___ Records for the task ___

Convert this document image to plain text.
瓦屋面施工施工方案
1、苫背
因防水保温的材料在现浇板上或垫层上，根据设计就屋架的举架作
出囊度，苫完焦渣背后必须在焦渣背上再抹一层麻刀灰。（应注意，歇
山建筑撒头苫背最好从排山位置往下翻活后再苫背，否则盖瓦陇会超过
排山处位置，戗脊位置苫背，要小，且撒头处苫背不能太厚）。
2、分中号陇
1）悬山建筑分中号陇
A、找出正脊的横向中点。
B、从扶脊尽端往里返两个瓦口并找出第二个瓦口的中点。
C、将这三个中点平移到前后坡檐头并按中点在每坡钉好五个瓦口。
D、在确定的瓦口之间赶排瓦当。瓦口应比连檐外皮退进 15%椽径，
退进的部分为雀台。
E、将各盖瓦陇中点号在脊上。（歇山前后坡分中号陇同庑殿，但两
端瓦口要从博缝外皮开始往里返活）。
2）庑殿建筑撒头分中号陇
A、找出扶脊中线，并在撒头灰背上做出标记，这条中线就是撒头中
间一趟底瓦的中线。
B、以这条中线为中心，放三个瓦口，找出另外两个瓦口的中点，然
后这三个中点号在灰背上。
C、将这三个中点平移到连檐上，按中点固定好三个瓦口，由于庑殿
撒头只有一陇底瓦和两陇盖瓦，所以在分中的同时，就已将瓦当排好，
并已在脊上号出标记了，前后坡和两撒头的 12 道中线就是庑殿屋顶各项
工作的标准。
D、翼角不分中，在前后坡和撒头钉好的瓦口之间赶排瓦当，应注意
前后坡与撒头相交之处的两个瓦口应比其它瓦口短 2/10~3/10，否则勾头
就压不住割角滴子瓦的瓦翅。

___

* **Problem statement**
Provide an exact reproduction of all the entries shown above.

* **Response to this task**
Convert this document image to plain text.
瓦屋面施工施工方案
1、苫背
因防水保温的材料在现浇板上或垫层上，根据设计就屋架的举架作
出囊度，苫完焦渣背后必须在焦渣背上再抹一层麻刀灰。（应注意，歇
山建筑撒头苫背最好从排山位置往下翻活后再苫背，否则盖瓦陇会超过
排山处位置，戗脊位置苫背，要小，且撒头处苫背不能太厚）。
2、分中号陇
1）悬山建筑分中号陇
A、找出正脊的横向中点。
B、从扶脊尽端往里返两个瓦口并找出第二个瓦口的中点。
C、将这三个中点平移到前后坡檐头并按中点在每坡钉好五个瓦口。
D、在确定的瓦口之间赶排瓦当。瓦口应比连檐外皮退进 15%椽径，
退进的部分为雀台。
E、将各盖瓦陇中点号在脊上。（歇山前后坡分中号陇同庑殿，但两
端瓦口要从博缝外皮开始往里返活）。
2）庑殿建筑撒头分中号陇
A、找出扶脊中线，并在撒头灰背上做出标记，这条中线就是撒头中
间一趟底瓦的中线。
B、以这条中线为中心，放三个瓦口，找出另外两个瓦口的中点，然
后这三个中点号在灰背上。
C、将这三个中点平移到连檐上，按中点固定好三个瓦口，由于庑殿
撒头只有一陇底瓦和两陇盖瓦，所以在分中的同时，就已将瓦当排好，
并已在脊上号出标记了，前后坡和两撒头的 12 道中线就是庑殿屋顶各项
工作的标准。
D、翼角不分中，在前后坡和撒头钉好的瓦口之间赶排瓦当，应注意
前后坡与撒头相交之处的两个瓦口应比其它瓦口短 2/10~3/10，否则勾头
就压不住割角滴子瓦的瓦翅。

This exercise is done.